++++ EXTRACT TO READ ++++

When scheme members want to transfer their MPF accrued benefits, must this be done through intermediaries? Will it be quicker to complete the transfer process if it is done through an intermediary?
It is not necessary to transfer MPF accrued benefits through intermediaries. A scheme member may choose to make direct contact with the new trustee or through an MPF intermediary to arrange for a transfer, depending on his/her personal needs. Scheme member may obtain information and advice from MPF intermediaries about the MPF schemes and funds for which they act as an agent, or ask them to help handle MPF-related documents.
Whether the MPF transfer process is handled by the employee himself/herself or by an intermediary, the time required by trustees to handle a transfer is the same.
Can intermediaries charge scheme member a fee for the services they provide? If yes, are they required to disclose the actual amount of commission received?
MPF intermediaries can receive benefits directly or indirectly (such as commission or salary bonus) for services rendered. Nevertheless, according to trade practice, intermediaries normally do not charge fees or receive commission directly from scheme members.

++++ RECORD EXTRACTS ++++

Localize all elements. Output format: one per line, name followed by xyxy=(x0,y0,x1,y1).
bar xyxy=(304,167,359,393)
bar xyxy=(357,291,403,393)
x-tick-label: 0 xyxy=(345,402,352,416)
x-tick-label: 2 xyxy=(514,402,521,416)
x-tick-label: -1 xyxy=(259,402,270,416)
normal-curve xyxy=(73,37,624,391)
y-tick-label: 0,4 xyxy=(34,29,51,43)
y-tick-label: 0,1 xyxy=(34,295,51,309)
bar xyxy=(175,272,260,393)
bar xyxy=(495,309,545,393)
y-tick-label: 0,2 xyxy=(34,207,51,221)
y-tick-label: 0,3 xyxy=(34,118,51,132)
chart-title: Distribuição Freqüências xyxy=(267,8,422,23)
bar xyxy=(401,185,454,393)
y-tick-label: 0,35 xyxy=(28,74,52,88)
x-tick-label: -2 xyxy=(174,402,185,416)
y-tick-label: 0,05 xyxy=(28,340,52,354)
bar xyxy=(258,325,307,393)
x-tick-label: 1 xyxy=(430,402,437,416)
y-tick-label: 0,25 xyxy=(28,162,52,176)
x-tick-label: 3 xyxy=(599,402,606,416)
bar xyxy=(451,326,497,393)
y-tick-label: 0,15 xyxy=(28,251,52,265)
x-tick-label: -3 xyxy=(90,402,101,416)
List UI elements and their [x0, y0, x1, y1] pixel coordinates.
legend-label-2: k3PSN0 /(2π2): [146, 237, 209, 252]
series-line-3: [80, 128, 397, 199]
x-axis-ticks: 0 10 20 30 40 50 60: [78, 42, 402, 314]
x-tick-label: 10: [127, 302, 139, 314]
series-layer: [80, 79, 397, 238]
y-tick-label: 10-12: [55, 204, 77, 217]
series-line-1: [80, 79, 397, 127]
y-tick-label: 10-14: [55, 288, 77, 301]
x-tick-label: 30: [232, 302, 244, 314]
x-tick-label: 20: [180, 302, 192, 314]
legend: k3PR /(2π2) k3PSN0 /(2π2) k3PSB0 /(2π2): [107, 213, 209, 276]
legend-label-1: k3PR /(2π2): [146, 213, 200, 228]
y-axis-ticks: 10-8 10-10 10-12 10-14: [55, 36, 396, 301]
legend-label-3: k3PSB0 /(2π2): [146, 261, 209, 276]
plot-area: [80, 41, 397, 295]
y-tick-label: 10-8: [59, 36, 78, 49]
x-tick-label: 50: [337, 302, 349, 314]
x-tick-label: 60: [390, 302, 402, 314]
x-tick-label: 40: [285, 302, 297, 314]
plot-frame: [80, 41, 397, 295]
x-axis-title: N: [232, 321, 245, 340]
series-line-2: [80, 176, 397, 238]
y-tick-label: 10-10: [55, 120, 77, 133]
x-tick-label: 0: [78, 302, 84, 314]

++++

__REQUIREMENTS__:
**a.** Return the portion of the passage on MPF intermediaries from "Whether the MPF" to "of commission received?".
**b.** Extend the passage on MPF intermediaries, picking up right after its final sentence.
This material was drawn from a separate source and is unrelated to the passage on MPF intermediaries.

__OUTPUTS__:
**a.**
Whether the MPF transfer process is handled by the employee himself/herself or by an intermediary, the time required by trustees to handle a transfer is the same.
Can intermediaries charge scheme member a fee for the services they provide? If yes, are they required to disclose the actual amount of commission received?

**b.**
When marketing an MPF product to a client, an MPF intermediary shall follow the “Guidelines on Conduct Requirements for Registered Intermediaries” to disclose whether he/she will charge the client any direct fees or whether he/she will be compensated (e.g. with commission) in respect of the services to be provided either directly or indirectly.
The intermediary shall also inform the client whether the benefits receivable would be different depending on the choice of the scheme(s) or fund(s) made by the client, e.g. whether the intermediary will receive different amount of commission if the client selects Scheme A instead of Scheme B. However, the guidelines do not require intermediaries to disclose the actual amount of commission and the difference in commission.
Can intermediaries offer incentives (such as gifts) for promoting their service?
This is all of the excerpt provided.